> [INFORMATION SUPPLIED]:

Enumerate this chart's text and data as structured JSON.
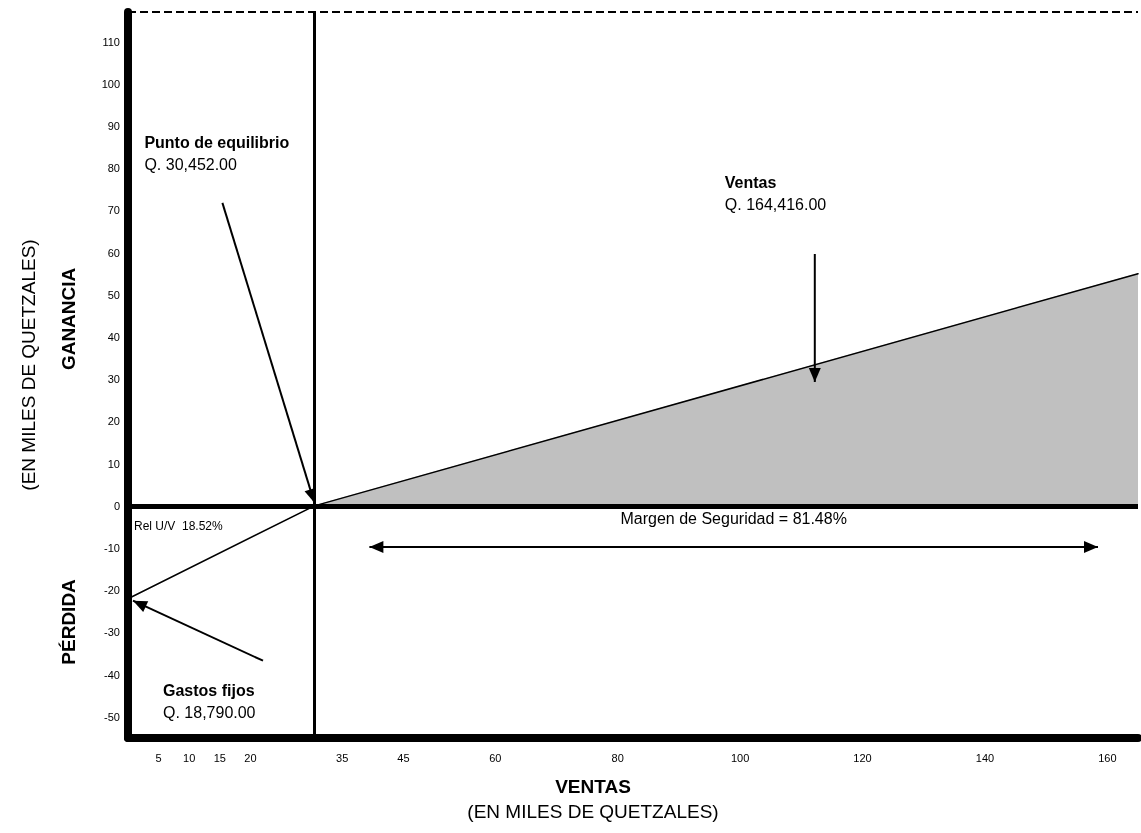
{
  "chart_data": {
    "type": "line",
    "xlabel": "VENTAS\n(EN MILES DE QUETZALES)",
    "ylabel": "(EN MILES DE QUETZALES)",
    "xlim": [
      0,
      165
    ],
    "xticks": [
      5,
      10,
      15,
      20,
      35,
      45,
      60,
      80,
      100,
      120,
      140,
      160
    ],
    "ylim": [
      -55,
      117
    ],
    "yticks": [
      -50,
      -40,
      -30,
      -20,
      -10,
      0,
      10,
      20,
      30,
      40,
      50,
      60,
      70,
      80,
      90,
      100,
      110
    ],
    "series": [
      {
        "type": "area",
        "color": "#c0c0c0",
        "x": [
          30.452,
          165
        ],
        "values": [
          0,
          55
        ]
      },
      {
        "color": "#000000",
        "x": [
          0,
          30.452,
          165
        ],
        "values": [
          -22,
          0,
          55
        ]
      }
    ],
    "ref_lines": [
      {
        "axis": "y",
        "value": 0,
        "color": "#000000",
        "line_style": "solid"
      },
      {
        "axis": "x",
        "value": 30.452,
        "color": "#000000",
        "line_style": "solid"
      },
      {
        "axis": "y",
        "value": 117,
        "color": "#000000",
        "line_style": "dashed"
      }
    ],
    "annotations": [
      "Punto de equilibrio\nQ. 30,452.00",
      "Ventas\nQ. 164,416.00",
      "Gastos fijos\nQ. 18,790.00",
      "Margen de Seguridad = 81.48%",
      "Rel U/V  18.52%",
      "GANANCIA",
      "PÉRDIDA"
    ],
    "grid": false,
    "marker": "none",
    "line_style": "solid"
  }
}
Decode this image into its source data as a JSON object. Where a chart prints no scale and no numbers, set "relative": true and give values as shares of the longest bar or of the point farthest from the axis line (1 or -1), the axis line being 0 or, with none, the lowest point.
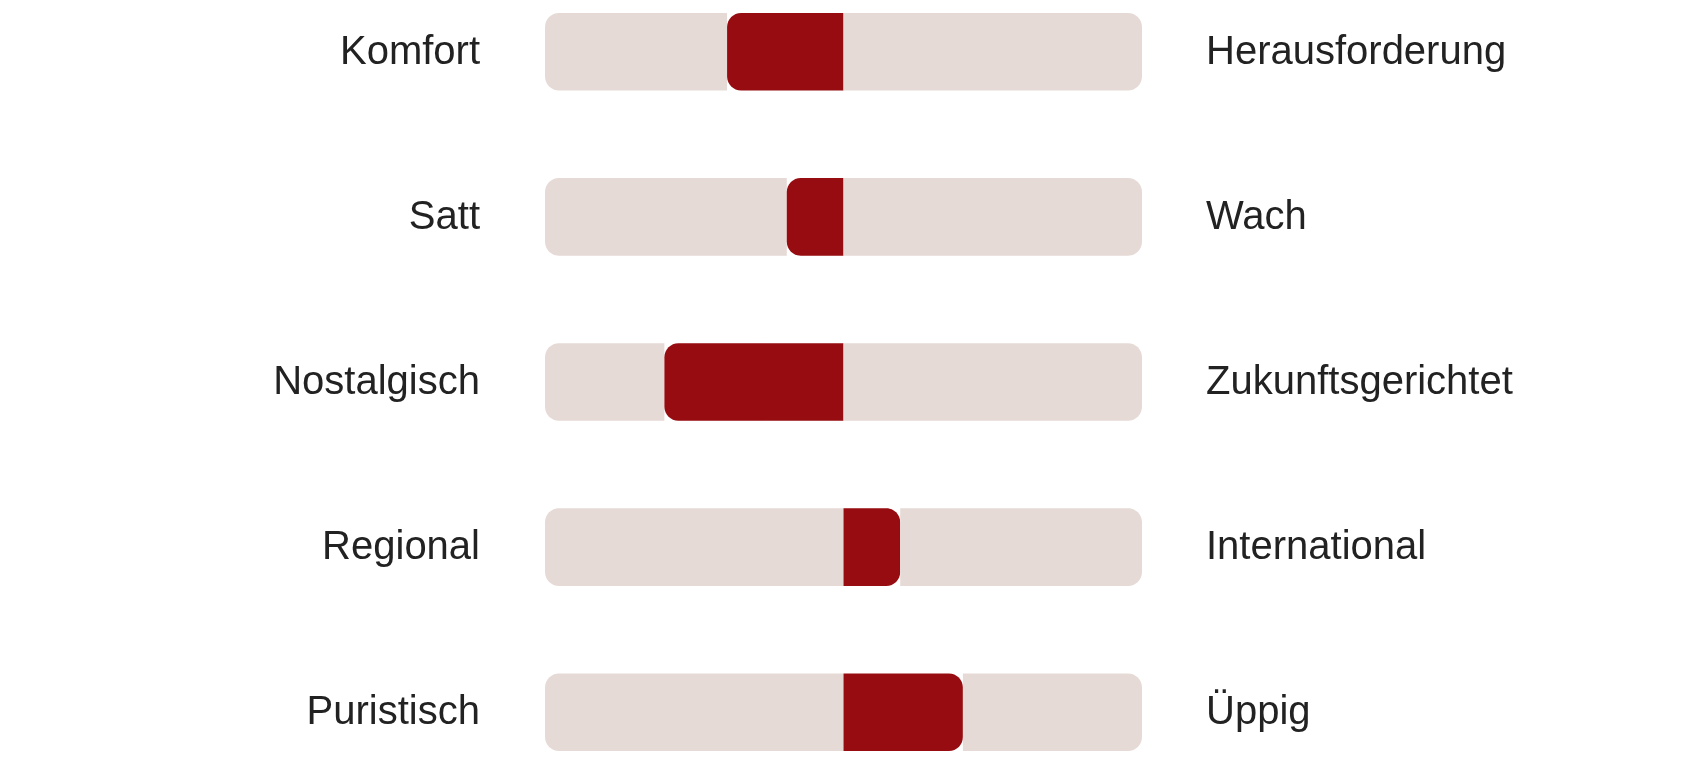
{
  "chart_data": {
    "type": "bar",
    "orientation": "horizontal",
    "relative": true,
    "stacked": true,
    "categories": [
      "Komfort",
      "Satt",
      "Nostalgisch",
      "Regional",
      "Puristisch"
    ],
    "series": [
      {
        "color": "#e6dad7",
        "values": [
          0.305,
          0.405,
          0.2,
          0.5,
          0.5
        ]
      },
      {
        "color": "#960c10",
        "values": [
          0.195,
          0.095,
          0.3,
          0.095,
          0.2
        ]
      },
      {
        "color": "#e6dad7",
        "values": [
          0.5,
          0.5,
          0.5,
          0.405,
          0.3
        ]
      }
    ],
    "annotations": [
      "Herausforderung",
      "Wach",
      "Zukunftsgerichtet",
      "International",
      "Üppig"
    ]
  }
}
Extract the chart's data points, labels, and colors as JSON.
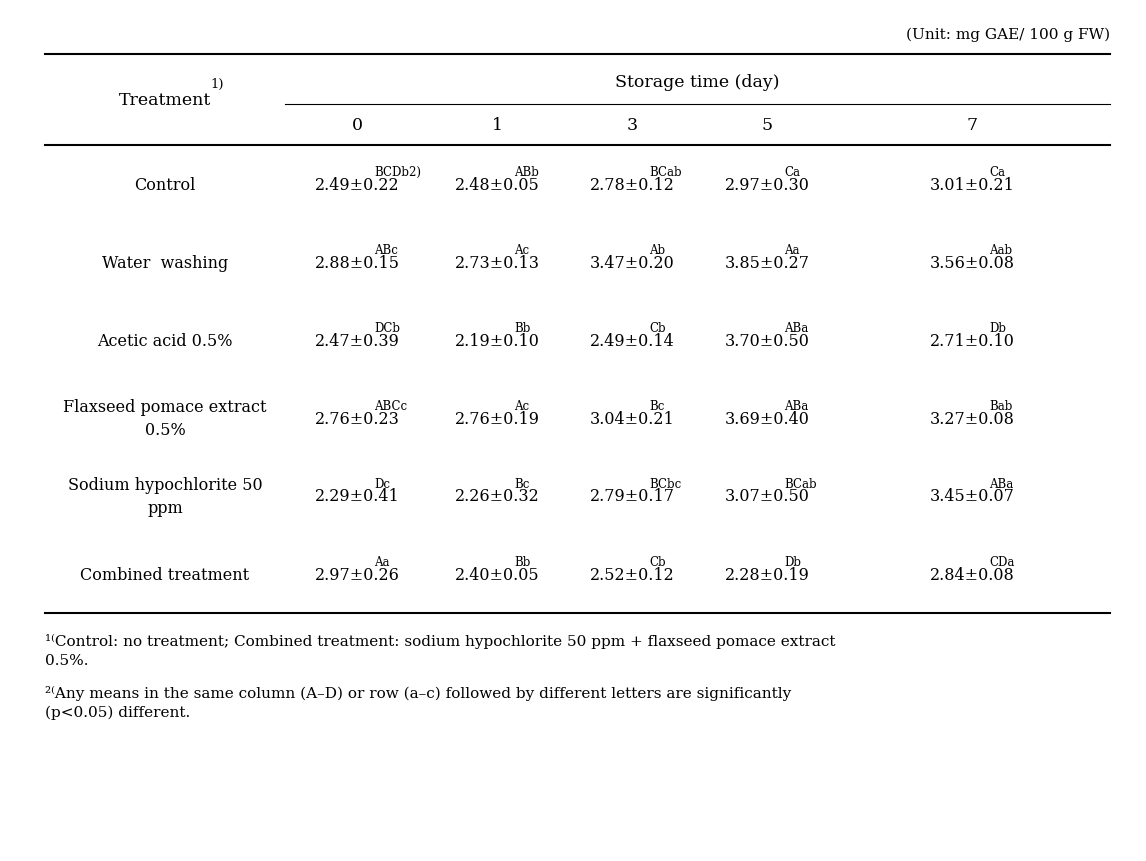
{
  "unit_text": "(Unit: mg GAE/ 100 g FW)",
  "storage_time_header": "Storage time (day)",
  "treatment_header": "Treatment",
  "treatment_superscript": "1)",
  "col_labels": [
    "0",
    "1",
    "3",
    "5",
    "7"
  ],
  "treatments": [
    "Control",
    "Water  washing",
    "Acetic acid 0.5%",
    "Flaxseed pomace extract\n0.5%",
    "Sodium hypochlorite 50\nppm",
    "Combined treatment"
  ],
  "cell_data": [
    [
      "2.49±0.22",
      "BCDb2)",
      "2.48±0.05",
      "ABb",
      "2.78±0.12",
      "BCab",
      "2.97±0.30",
      "Ca",
      "3.01±0.21",
      "Ca"
    ],
    [
      "2.88±0.15",
      "ABc",
      "2.73±0.13",
      "Ac",
      "3.47±0.20",
      "Ab",
      "3.85±0.27",
      "Aa",
      "3.56±0.08",
      "Aab"
    ],
    [
      "2.47±0.39",
      "DCb",
      "2.19±0.10",
      "Bb",
      "2.49±0.14",
      "Cb",
      "3.70±0.50",
      "ABa",
      "2.71±0.10",
      "Db"
    ],
    [
      "2.76±0.23",
      "ABCc",
      "2.76±0.19",
      "Ac",
      "3.04±0.21",
      "Bc",
      "3.69±0.40",
      "ABa",
      "3.27±0.08",
      "Bab"
    ],
    [
      "2.29±0.41",
      "Dc",
      "2.26±0.32",
      "Bc",
      "2.79±0.17",
      "BCbc",
      "3.07±0.50",
      "BCab",
      "3.45±0.07",
      "ABa"
    ],
    [
      "2.97±0.26",
      "Aa",
      "2.40±0.05",
      "Bb",
      "2.52±0.12",
      "Cb",
      "2.28±0.19",
      "Db",
      "2.84±0.08",
      "CDa"
    ]
  ],
  "footnote1": "Control: no treatment; Combined treatment: sodium hypochlorite 50 ppm + flaxseed pomace extract\n0.5%.",
  "footnote2": "Any means in the same column (A–D) or row (a–c) followed by different letters are significantly\n(p<0.05) different.",
  "bg_color": "#ffffff",
  "text_color": "#000000",
  "fontsize_main": 11.5,
  "fontsize_unit": 11,
  "fontsize_footnote": 11
}
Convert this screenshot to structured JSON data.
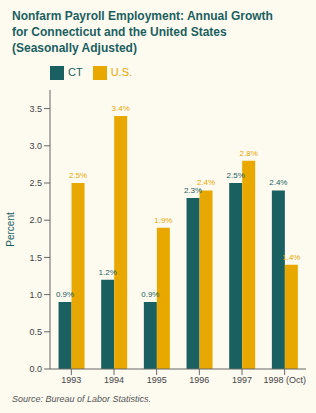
{
  "chart_data": {
    "type": "bar",
    "title": "Nonfarm Payroll Employment: Annual Growth\nfor Connecticut and the United States\n(Seasonally Adjusted)",
    "y_label": "Percent",
    "annotations": [
      "Source: Bureau of Labor Statistics."
    ],
    "categories": [
      "1993",
      "1994",
      "1995",
      "1996",
      "1997",
      "1998 (Oct)"
    ],
    "series": [
      {
        "name": "CT",
        "color": "#1a6060",
        "values": [
          0.9,
          1.2,
          0.9,
          2.3,
          2.5,
          2.4
        ],
        "value_labels": [
          "0.9%",
          "1.2%",
          "0.9%",
          "2.3%",
          "2.5%",
          "2.4%"
        ]
      },
      {
        "name": "U.S.",
        "color": "#e8a800",
        "values": [
          2.5,
          3.4,
          1.9,
          2.4,
          2.8,
          1.4
        ],
        "value_labels": [
          "2.5%",
          "3.4%",
          "1.9%",
          "2.4%",
          "2.8%",
          "1.4%"
        ]
      }
    ],
    "ylim": [
      0,
      3.75
    ],
    "yticks": [
      {
        "value": 0.0,
        "label": "0.0"
      },
      0.5,
      {
        "value": 1.0,
        "label": "1.0"
      },
      1.5,
      {
        "value": 2.0,
        "label": "2.0"
      },
      2.5,
      {
        "value": 3.0,
        "label": "3.0"
      },
      3.5
    ],
    "grid": false,
    "legend": "top",
    "data_labels": true
  }
}
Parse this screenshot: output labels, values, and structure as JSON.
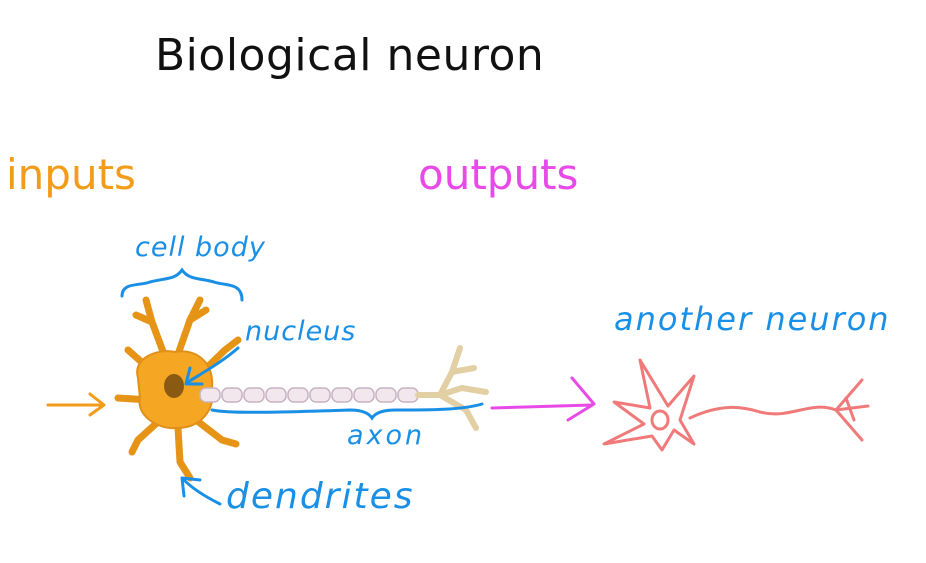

> [PROBLEM TO WORK ON]: Extract every line of the data exactly; pictures stay out.

> [EXERCISE RESPONSE]:
Enumerate this chart's text and data as structured JSON.
{
  "chart_data": {
    "type": "line",
    "xlabel": "VENTAS\n(EN MILES DE QUETZALES)",
    "ylabel": "(EN MILES DE QUETZALES)",
    "xlim": [
      0,
      165
    ],
    "xticks": [
      5,
      10,
      15,
      20,
      35,
      45,
      60,
      80,
      100,
      120,
      140,
      160
    ],
    "ylim": [
      -55,
      117
    ],
    "yticks": [
      -50,
      -40,
      -30,
      -20,
      -10,
      0,
      10,
      20,
      30,
      40,
      50,
      60,
      70,
      80,
      90,
      100,
      110
    ],
    "series": [
      {
        "type": "area",
        "color": "#c0c0c0",
        "x": [
          30.452,
          165
        ],
        "values": [
          0,
          55
        ]
      },
      {
        "color": "#000000",
        "x": [
          0,
          30.452,
          165
        ],
        "values": [
          -22,
          0,
          55
        ]
      }
    ],
    "ref_lines": [
      {
        "axis": "y",
        "value": 0,
        "color": "#000000",
        "line_style": "solid"
      },
      {
        "axis": "x",
        "value": 30.452,
        "color": "#000000",
        "line_style": "solid"
      },
      {
        "axis": "y",
        "value": 117,
        "color": "#000000",
        "line_style": "dashed"
      }
    ],
    "annotations": [
      "Punto de equilibrio\nQ. 30,452.00",
      "Ventas\nQ. 164,416.00",
      "Gastos fijos\nQ. 18,790.00",
      "Margen de Seguridad = 81.48%",
      "Rel U/V  18.52%",
      "GANANCIA",
      "PÉRDIDA"
    ],
    "grid": false,
    "marker": "none",
    "line_style": "solid"
  }
}
Decode this image into its source data as a JSON object. Where a chart prints no scale and no numbers, set "relative": true and give values as shares of the longest bar or of the point farthest from the axis line (1 or -1), the axis line being 0 or, with none, the lowest point.
{
  "chart_data": {
    "type": "bar",
    "orientation": "horizontal",
    "relative": true,
    "stacked": true,
    "categories": [
      "Komfort",
      "Satt",
      "Nostalgisch",
      "Regional",
      "Puristisch"
    ],
    "series": [
      {
        "color": "#e6dad7",
        "values": [
          0.305,
          0.405,
          0.2,
          0.5,
          0.5
        ]
      },
      {
        "color": "#960c10",
        "values": [
          0.195,
          0.095,
          0.3,
          0.095,
          0.2
        ]
      },
      {
        "color": "#e6dad7",
        "values": [
          0.5,
          0.5,
          0.5,
          0.405,
          0.3
        ]
      }
    ],
    "annotations": [
      "Herausforderung",
      "Wach",
      "Zukunftsgerichtet",
      "International",
      "Üppig"
    ]
  }
}
Extract the chart's data points, labels, and colors as JSON.
{
  "unit_text": "(Unit: mg GAE/ 100 g FW)",
  "storage_time_header": "Storage time (day)",
  "treatment_header": "Treatment",
  "treatment_superscript": "1)",
  "col_labels": [
    "0",
    "1",
    "3",
    "5",
    "7"
  ],
  "treatments": [
    "Control",
    "Water  washing",
    "Acetic acid 0.5%",
    "Flaxseed pomace extract\n0.5%",
    "Sodium hypochlorite 50\nppm",
    "Combined treatment"
  ],
  "cell_data": [
    [
      "2.49±0.22",
      "BCDb2)",
      "2.48±0.05",
      "ABb",
      "2.78±0.12",
      "BCab",
      "2.97±0.30",
      "Ca",
      "3.01±0.21",
      "Ca"
    ],
    [
      "2.88±0.15",
      "ABc",
      "2.73±0.13",
      "Ac",
      "3.47±0.20",
      "Ab",
      "3.85±0.27",
      "Aa",
      "3.56±0.08",
      "Aab"
    ],
    [
      "2.47±0.39",
      "DCb",
      "2.19±0.10",
      "Bb",
      "2.49±0.14",
      "Cb",
      "3.70±0.50",
      "ABa",
      "2.71±0.10",
      "Db"
    ],
    [
      "2.76±0.23",
      "ABCc",
      "2.76±0.19",
      "Ac",
      "3.04±0.21",
      "Bc",
      "3.69±0.40",
      "ABa",
      "3.27±0.08",
      "Bab"
    ],
    [
      "2.29±0.41",
      "Dc",
      "2.26±0.32",
      "Bc",
      "2.79±0.17",
      "BCbc",
      "3.07±0.50",
      "BCab",
      "3.45±0.07",
      "ABa"
    ],
    [
      "2.97±0.26",
      "Aa",
      "2.40±0.05",
      "Bb",
      "2.52±0.12",
      "Cb",
      "2.28±0.19",
      "Db",
      "2.84±0.08",
      "CDa"
    ]
  ],
  "footnote1": "Control: no treatment; Combined treatment: sodium hypochlorite 50 ppm + flaxseed pomace extract\n0.5%.",
  "footnote2": "Any means in the same column (A–D) or row (a–c) followed by different letters are significantly\n(p<0.05) different.",
  "bg_color": "#ffffff",
  "text_color": "#000000",
  "fontsize_main": 11.5,
  "fontsize_unit": 11,
  "fontsize_footnote": 11
}
Convert this screenshot to structured JSON data.
{
  "chart_data": {
    "type": "bar",
    "title": "Nonfarm Payroll Employment: Annual Growth\nfor Connecticut and the United States\n(Seasonally Adjusted)",
    "y_label": "Percent",
    "annotations": [
      "Source: Bureau of Labor Statistics."
    ],
    "categories": [
      "1993",
      "1994",
      "1995",
      "1996",
      "1997",
      "1998 (Oct)"
    ],
    "series": [
      {
        "name": "CT",
        "color": "#1a6060",
        "values": [
          0.9,
          1.2,
          0.9,
          2.3,
          2.5,
          2.4
        ],
        "value_labels": [
          "0.9%",
          "1.2%",
          "0.9%",
          "2.3%",
          "2.5%",
          "2.4%"
        ]
      },
      {
        "name": "U.S.",
        "color": "#e8a800",
        "values": [
          2.5,
          3.4,
          1.9,
          2.4,
          2.8,
          1.4
        ],
        "value_labels": [
          "2.5%",
          "3.4%",
          "1.9%",
          "2.4%",
          "2.8%",
          "1.4%"
        ]
      }
    ],
    "ylim": [
      0,
      3.75
    ],
    "yticks": [
      {
        "value": 0.0,
        "label": "0.0"
      },
      0.5,
      {
        "value": 1.0,
        "label": "1.0"
      },
      1.5,
      {
        "value": 2.0,
        "label": "2.0"
      },
      2.5,
      {
        "value": 3.0,
        "label": "3.0"
      },
      3.5
    ],
    "grid": false,
    "legend": "top",
    "data_labels": true
  }
}
Parse this screenshot: output labels, values, and structure as JSON.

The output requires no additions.